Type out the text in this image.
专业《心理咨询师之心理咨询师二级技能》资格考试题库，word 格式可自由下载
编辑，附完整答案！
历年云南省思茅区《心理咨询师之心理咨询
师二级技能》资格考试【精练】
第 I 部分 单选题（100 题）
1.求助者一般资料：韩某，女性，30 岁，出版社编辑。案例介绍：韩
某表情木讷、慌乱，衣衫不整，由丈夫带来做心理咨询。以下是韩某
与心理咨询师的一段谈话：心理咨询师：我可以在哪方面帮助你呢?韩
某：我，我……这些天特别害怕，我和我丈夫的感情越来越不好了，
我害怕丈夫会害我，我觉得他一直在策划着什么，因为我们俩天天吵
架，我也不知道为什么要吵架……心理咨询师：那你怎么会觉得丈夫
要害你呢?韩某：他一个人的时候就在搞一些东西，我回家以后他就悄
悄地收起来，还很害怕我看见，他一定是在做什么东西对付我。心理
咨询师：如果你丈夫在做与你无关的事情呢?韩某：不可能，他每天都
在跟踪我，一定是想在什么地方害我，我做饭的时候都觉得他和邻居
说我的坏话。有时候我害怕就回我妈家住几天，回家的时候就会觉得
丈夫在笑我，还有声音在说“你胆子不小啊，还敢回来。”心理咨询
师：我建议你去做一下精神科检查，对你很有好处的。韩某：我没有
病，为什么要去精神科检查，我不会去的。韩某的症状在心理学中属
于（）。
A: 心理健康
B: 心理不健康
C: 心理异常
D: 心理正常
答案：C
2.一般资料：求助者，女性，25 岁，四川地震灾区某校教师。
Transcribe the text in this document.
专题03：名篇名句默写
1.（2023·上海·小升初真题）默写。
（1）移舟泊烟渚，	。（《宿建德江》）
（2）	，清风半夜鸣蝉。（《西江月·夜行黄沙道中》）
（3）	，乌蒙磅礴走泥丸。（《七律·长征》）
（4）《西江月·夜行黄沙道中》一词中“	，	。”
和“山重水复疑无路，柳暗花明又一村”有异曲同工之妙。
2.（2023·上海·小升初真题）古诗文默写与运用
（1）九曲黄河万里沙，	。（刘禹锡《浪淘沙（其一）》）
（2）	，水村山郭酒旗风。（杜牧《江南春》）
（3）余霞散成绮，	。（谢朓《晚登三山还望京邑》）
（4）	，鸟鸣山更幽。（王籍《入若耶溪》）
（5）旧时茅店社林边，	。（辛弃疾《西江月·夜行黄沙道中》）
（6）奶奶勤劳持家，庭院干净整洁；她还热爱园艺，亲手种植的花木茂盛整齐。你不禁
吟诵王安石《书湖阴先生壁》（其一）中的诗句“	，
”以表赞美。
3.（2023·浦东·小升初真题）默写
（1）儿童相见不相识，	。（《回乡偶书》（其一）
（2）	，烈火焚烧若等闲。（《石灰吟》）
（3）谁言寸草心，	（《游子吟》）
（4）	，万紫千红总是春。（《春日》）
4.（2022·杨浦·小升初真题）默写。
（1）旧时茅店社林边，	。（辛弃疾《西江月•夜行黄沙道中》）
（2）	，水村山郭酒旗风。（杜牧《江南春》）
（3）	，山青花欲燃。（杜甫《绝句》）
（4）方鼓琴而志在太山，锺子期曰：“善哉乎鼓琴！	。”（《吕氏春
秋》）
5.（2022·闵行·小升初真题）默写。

──────────────────────────────

**EXERCISE:** With both ends included, please retype exactly the lines from the line containing "Transcribe the text in this document." to the final line of the data.

**COMPLETE ANSWER:**
Transcribe the text in this document.
专题03：名篇名句默写
1.（2023·上海·小升初真题）默写。
（1）移舟泊烟渚，	。（《宿建德江》）
（2）	，清风半夜鸣蝉。（《西江月·夜行黄沙道中》）
（3）	，乌蒙磅礴走泥丸。（《七律·长征》）
（4）《西江月·夜行黄沙道中》一词中“	，	。”
和“山重水复疑无路，柳暗花明又一村”有异曲同工之妙。
2.（2023·上海·小升初真题）古诗文默写与运用
（1）九曲黄河万里沙，	。（刘禹锡《浪淘沙（其一）》）
（2）	，水村山郭酒旗风。（杜牧《江南春》）
（3）余霞散成绮，	。（谢朓《晚登三山还望京邑》）
（4）	，鸟鸣山更幽。（王籍《入若耶溪》）
（5）旧时茅店社林边，	。（辛弃疾《西江月·夜行黄沙道中》）
（6）奶奶勤劳持家，庭院干净整洁；她还热爱园艺，亲手种植的花木茂盛整齐。你不禁
吟诵王安石《书湖阴先生壁》（其一）中的诗句“	，
”以表赞美。
3.（2023·浦东·小升初真题）默写
（1）儿童相见不相识，	。（《回乡偶书》（其一）
（2）	，烈火焚烧若等闲。（《石灰吟》）
（3）谁言寸草心，	（《游子吟》）
（4）	，万紫千红总是春。（《春日》）
4.（2022·杨浦·小升初真题）默写。
（1）旧时茅店社林边，	。（辛弃疾《西江月•夜行黄沙道中》）
（2）	，水村山郭酒旗风。（杜牧《江南春》）
（3）	，山青花欲燃。（杜甫《绝句》）
（4）方鼓琴而志在太山，锺子期曰：“善哉乎鼓琴！	。”（《吕氏春
秋》）
5.（2022·闵行·小升初真题）默写。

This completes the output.